** start Source records **
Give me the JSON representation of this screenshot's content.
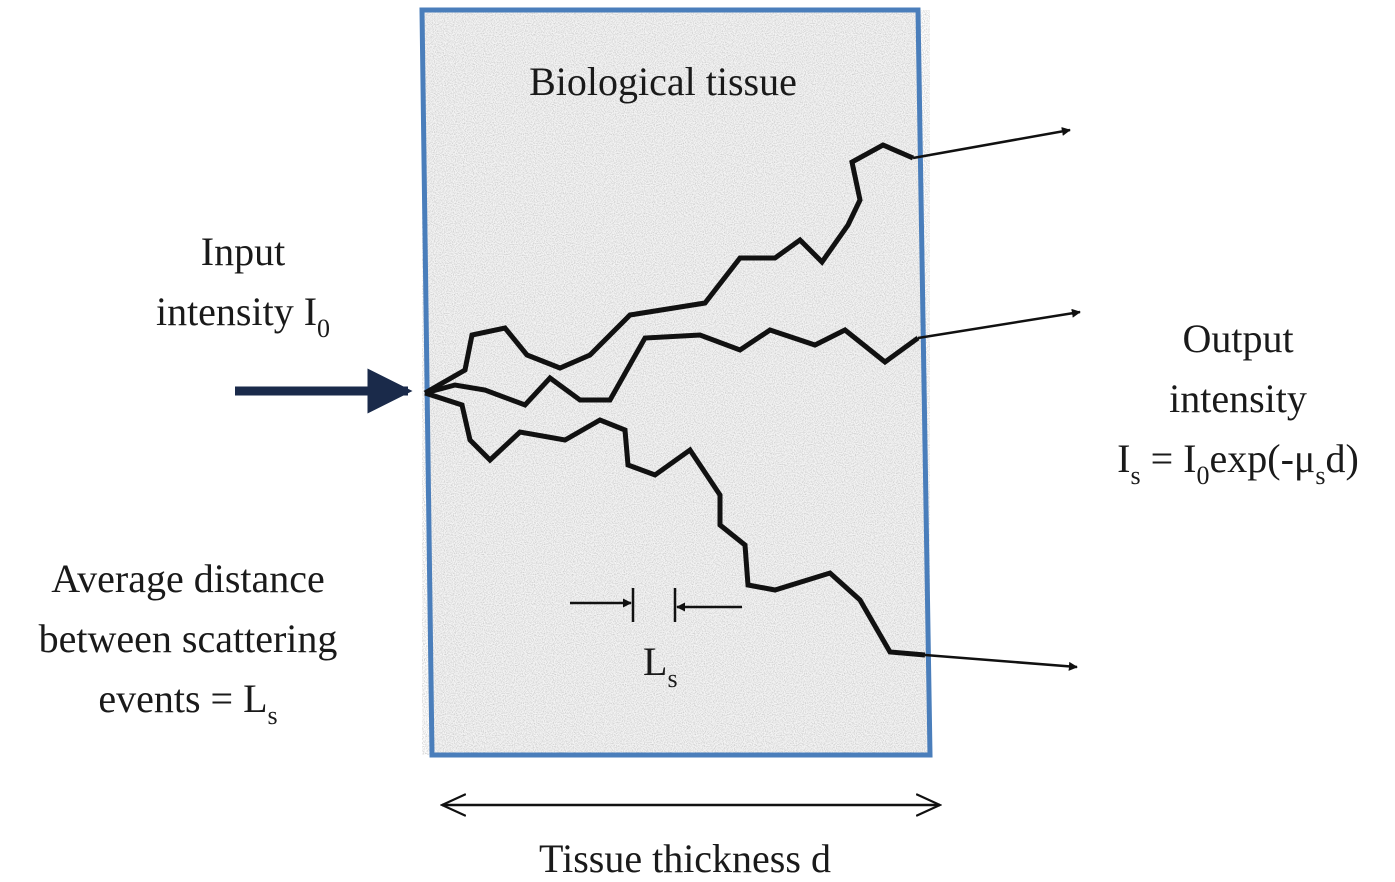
{
  "tissue_label": "Biological tissue",
  "input_label": {
    "line1": "Input",
    "line2": {
      "text": "intensity I",
      "sub": "0"
    }
  },
  "output_label": {
    "line1": "Output",
    "line2": "intensity",
    "line3": [
      {
        "text": "I",
        "sub": "s"
      },
      {
        "text": " = I",
        "sub": "0"
      },
      {
        "text": "exp(-μ",
        "sub": "s"
      },
      {
        "text": "d)"
      }
    ]
  },
  "distance_label": {
    "line1": "Average distance",
    "line2": "between scattering",
    "line3": {
      "text": "events = L",
      "sub": "s"
    }
  },
  "ls_marker": {
    "text": "L",
    "sub": "s"
  },
  "thickness_label": "Tissue thickness d"
}
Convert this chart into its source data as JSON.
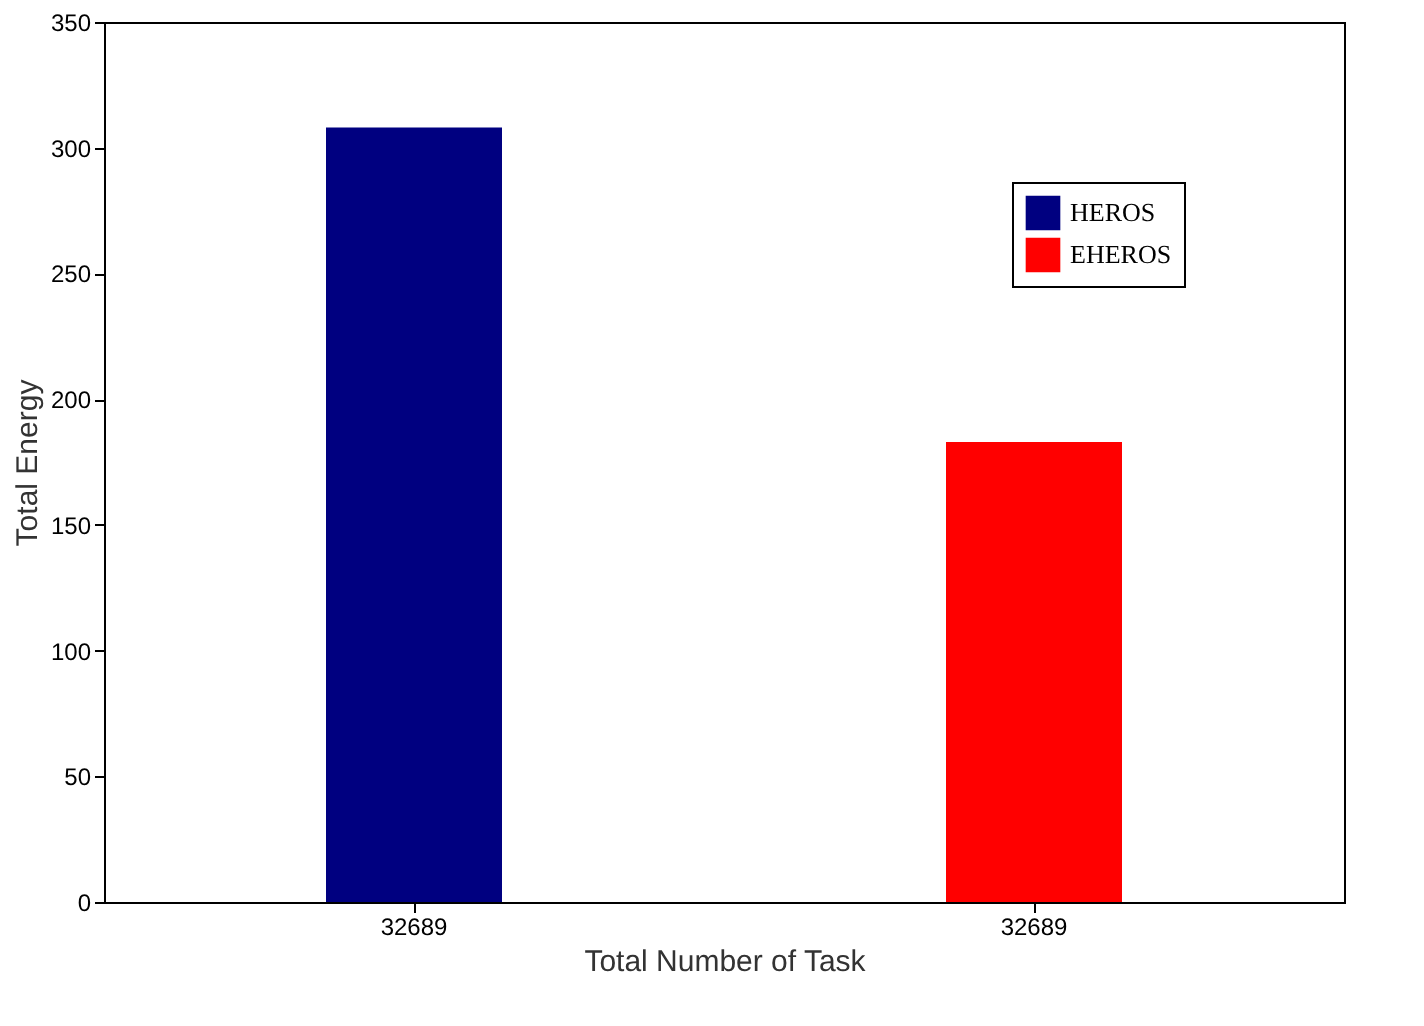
{
  "chart_data": {
    "type": "bar",
    "xlabel": "Total Number of Task",
    "ylabel": "Total Energy",
    "categories": [
      "32689",
      "32689"
    ],
    "series": [
      {
        "name": "HEROS",
        "color": "#000080",
        "values": [
          308,
          null
        ]
      },
      {
        "name": "EHEROS",
        "color": "#ff0000",
        "values": [
          null,
          183
        ]
      }
    ],
    "ylim": [
      0,
      350
    ],
    "yticks": [
      0,
      50,
      100,
      150,
      200,
      250,
      300,
      350
    ],
    "grid": false,
    "legend": "top right"
  }
}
** end Source records **
*What you have to do*
Would you return the data exactly as written, without the pictures?

*Expected output*
Give me the JSON representation of this screenshot's content.
{
  "tissue_label": "Biological tissue",
  "input_label": {
    "line1": "Input",
    "line2": {
      "text": "intensity I",
      "sub": "0"
    }
  },
  "output_label": {
    "line1": "Output",
    "line2": "intensity",
    "line3": [
      {
        "text": "I",
        "sub": "s"
      },
      {
        "text": " = I",
        "sub": "0"
      },
      {
        "text": "exp(-μ",
        "sub": "s"
      },
      {
        "text": "d)"
      }
    ]
  },
  "distance_label": {
    "line1": "Average distance",
    "line2": "between scattering",
    "line3": {
      "text": "events = L",
      "sub": "s"
    }
  },
  "ls_marker": {
    "text": "L",
    "sub": "s"
  },
  "thickness_label": "Tissue thickness d"
}
Convert this chart into its source data as JSON.
{
  "chart_data": {
    "type": "bar",
    "xlabel": "Total Number of Task",
    "ylabel": "Total Energy",
    "categories": [
      "32689",
      "32689"
    ],
    "series": [
      {
        "name": "HEROS",
        "color": "#000080",
        "values": [
          308,
          null
        ]
      },
      {
        "name": "EHEROS",
        "color": "#ff0000",
        "values": [
          null,
          183
        ]
      }
    ],
    "ylim": [
      0,
      350
    ],
    "yticks": [
      0,
      50,
      100,
      150,
      200,
      250,
      300,
      350
    ],
    "grid": false,
    "legend": "top right"
  }
}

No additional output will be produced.